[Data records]
════════════════

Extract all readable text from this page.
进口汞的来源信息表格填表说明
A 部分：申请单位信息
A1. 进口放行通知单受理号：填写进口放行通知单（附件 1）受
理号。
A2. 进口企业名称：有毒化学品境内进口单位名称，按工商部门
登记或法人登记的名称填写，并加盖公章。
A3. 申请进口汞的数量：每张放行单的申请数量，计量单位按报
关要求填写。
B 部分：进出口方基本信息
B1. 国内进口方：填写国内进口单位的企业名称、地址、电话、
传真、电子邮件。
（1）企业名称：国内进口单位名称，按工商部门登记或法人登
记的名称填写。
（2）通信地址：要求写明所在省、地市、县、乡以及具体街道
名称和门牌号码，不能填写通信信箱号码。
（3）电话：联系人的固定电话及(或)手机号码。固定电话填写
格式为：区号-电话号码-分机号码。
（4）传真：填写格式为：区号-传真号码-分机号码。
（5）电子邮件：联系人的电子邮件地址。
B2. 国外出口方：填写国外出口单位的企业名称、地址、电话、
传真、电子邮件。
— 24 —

════════════════

| WHAT IS REQUIRED |
Your task is to reproduce all of the records exactly.

| FINAL RESULT |
Extract all readable text from this page.
进口汞的来源信息表格填表说明
A 部分：申请单位信息
A1. 进口放行通知单受理号：填写进口放行通知单（附件 1）受
理号。
A2. 进口企业名称：有毒化学品境内进口单位名称，按工商部门
登记或法人登记的名称填写，并加盖公章。
A3. 申请进口汞的数量：每张放行单的申请数量，计量单位按报
关要求填写。
B 部分：进出口方基本信息
B1. 国内进口方：填写国内进口单位的企业名称、地址、电话、
传真、电子邮件。
（1）企业名称：国内进口单位名称，按工商部门登记或法人登
记的名称填写。
（2）通信地址：要求写明所在省、地市、县、乡以及具体街道
名称和门牌号码，不能填写通信信箱号码。
（3）电话：联系人的固定电话及(或)手机号码。固定电话填写
格式为：区号-电话号码-分机号码。
（4）传真：填写格式为：区号-传真号码-分机号码。
（5）电子邮件：联系人的电子邮件地址。
B2. 国外出口方：填写国外出口单位的企业名称、地址、电话、
传真、电子邮件。
— 24 —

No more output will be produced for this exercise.